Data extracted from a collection
....

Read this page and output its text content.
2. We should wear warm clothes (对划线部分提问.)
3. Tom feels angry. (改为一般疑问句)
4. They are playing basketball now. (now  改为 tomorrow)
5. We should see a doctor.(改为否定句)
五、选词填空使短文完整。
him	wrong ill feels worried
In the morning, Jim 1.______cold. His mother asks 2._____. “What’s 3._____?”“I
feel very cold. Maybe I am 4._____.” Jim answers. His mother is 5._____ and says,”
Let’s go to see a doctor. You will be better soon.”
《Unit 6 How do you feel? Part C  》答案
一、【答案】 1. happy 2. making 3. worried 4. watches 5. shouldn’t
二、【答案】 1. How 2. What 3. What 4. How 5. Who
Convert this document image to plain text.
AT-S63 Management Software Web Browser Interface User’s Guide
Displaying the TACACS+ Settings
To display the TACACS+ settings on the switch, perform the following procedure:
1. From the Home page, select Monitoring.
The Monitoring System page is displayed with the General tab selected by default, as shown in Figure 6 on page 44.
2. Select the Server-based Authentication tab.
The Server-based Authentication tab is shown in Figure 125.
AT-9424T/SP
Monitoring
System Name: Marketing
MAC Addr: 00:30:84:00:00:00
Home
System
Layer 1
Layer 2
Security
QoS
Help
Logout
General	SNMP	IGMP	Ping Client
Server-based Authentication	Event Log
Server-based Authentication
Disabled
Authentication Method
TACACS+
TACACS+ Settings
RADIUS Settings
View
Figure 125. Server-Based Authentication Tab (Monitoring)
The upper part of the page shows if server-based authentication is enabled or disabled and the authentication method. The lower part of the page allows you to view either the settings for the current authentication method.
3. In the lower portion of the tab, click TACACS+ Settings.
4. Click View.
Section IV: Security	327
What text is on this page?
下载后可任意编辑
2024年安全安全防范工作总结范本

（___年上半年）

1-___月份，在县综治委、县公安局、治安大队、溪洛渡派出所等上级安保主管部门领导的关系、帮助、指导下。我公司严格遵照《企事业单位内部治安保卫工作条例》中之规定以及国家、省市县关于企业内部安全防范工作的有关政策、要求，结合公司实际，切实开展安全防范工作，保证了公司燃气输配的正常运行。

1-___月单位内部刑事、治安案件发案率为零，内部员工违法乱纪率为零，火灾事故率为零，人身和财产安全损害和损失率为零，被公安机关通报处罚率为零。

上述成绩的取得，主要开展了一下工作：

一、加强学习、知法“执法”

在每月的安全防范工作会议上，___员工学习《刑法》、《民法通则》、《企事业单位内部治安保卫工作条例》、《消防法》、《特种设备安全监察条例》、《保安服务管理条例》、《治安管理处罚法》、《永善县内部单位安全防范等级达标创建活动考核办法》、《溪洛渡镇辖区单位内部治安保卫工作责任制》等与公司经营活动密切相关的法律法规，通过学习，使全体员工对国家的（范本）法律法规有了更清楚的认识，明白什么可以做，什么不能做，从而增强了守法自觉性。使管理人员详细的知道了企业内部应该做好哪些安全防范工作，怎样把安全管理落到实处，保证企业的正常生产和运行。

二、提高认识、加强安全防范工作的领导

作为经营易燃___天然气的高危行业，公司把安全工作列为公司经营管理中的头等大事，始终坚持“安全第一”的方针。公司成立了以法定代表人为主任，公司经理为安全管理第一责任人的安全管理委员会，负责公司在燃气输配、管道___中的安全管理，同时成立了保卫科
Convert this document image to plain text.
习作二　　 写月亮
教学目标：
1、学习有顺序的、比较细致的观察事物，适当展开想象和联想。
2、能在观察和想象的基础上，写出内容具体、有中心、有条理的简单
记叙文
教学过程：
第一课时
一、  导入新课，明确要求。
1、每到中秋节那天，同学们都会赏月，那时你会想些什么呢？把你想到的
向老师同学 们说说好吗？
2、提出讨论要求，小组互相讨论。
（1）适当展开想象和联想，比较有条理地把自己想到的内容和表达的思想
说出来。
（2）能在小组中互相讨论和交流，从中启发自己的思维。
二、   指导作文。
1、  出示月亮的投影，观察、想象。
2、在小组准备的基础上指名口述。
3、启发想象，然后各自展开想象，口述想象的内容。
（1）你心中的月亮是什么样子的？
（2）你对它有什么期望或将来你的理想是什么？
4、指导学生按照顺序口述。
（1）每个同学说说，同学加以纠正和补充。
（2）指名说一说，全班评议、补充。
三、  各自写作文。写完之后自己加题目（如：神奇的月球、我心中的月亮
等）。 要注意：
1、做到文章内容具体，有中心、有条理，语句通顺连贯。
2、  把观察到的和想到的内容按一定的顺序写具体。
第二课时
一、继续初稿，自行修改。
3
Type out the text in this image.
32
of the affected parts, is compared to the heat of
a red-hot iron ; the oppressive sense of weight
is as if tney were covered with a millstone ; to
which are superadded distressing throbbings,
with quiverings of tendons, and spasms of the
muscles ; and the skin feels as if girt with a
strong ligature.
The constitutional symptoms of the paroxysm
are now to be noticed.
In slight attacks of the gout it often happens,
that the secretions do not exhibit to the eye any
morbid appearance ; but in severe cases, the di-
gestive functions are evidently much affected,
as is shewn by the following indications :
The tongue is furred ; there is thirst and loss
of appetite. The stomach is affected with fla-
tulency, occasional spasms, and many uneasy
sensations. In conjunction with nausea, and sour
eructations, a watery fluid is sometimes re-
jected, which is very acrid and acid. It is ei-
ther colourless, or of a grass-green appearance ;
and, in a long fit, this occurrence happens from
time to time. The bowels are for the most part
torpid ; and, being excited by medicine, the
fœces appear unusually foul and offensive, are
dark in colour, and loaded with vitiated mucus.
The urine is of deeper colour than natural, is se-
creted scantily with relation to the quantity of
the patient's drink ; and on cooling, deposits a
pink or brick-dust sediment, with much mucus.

....

What to do:
Isolate the lines that hold the word "System" and copy all of them.

Output of the task:
The Monitoring System page is displayed with the General tab selected by default, as shown in Figure 6 on page 44.
System Name: Marketing
System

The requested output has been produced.